> [Exercise data]:
··········
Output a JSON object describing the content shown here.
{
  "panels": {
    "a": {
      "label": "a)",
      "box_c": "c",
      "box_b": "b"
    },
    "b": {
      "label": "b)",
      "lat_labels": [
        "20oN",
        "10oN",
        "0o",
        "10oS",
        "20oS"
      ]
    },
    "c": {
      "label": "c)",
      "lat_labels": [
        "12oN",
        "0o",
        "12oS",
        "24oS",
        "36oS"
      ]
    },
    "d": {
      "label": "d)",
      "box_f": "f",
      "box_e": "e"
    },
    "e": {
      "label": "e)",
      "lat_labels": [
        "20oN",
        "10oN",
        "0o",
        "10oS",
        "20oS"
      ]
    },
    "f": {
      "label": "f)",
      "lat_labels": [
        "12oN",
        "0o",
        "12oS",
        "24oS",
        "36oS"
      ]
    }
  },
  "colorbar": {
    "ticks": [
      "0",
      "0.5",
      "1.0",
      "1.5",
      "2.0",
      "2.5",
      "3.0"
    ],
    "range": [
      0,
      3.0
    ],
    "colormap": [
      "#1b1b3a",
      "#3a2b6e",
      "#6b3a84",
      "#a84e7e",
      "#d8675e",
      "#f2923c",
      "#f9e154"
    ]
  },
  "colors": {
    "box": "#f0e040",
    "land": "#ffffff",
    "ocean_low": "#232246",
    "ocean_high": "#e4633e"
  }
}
··········
Quote every record above exactly.

Output a JSON object describing the content shown here.
{
  "panels": {
    "a": {
      "label": "a)",
      "box_c": "c",
      "box_b": "b"
    },
    "b": {
      "label": "b)",
      "lat_labels": [
        "20oN",
        "10oN",
        "0o",
        "10oS",
        "20oS"
      ]
    },
    "c": {
      "label": "c)",
      "lat_labels": [
        "12oN",
        "0o",
        "12oS",
        "24oS",
        "36oS"
      ]
    },
    "d": {
      "label": "d)",
      "box_f": "f",
      "box_e": "e"
    },
    "e": {
      "label": "e)",
      "lat_labels": [
        "20oN",
        "10oN",
        "0o",
        "10oS",
        "20oS"
      ]
    },
    "f": {
      "label": "f)",
      "lat_labels": [
        "12oN",
        "0o",
        "12oS",
        "24oS",
        "36oS"
      ]
    }
  },
  "colorbar": {
    "ticks": [
      "0",
      "0.5",
      "1.0",
      "1.5",
      "2.0",
      "2.5",
      "3.0"
    ],
    "range": [
      0,
      3.0
    ],
    "colormap": [
      "#1b1b3a",
      "#3a2b6e",
      "#6b3a84",
      "#a84e7e",
      "#d8675e",
      "#f2923c",
      "#f9e154"
    ]
  },
  "colors": {
    "box": "#f0e040",
    "land": "#ffffff",
    "ocean_low": "#232246",
    "ocean_high": "#e4633e"
  }
}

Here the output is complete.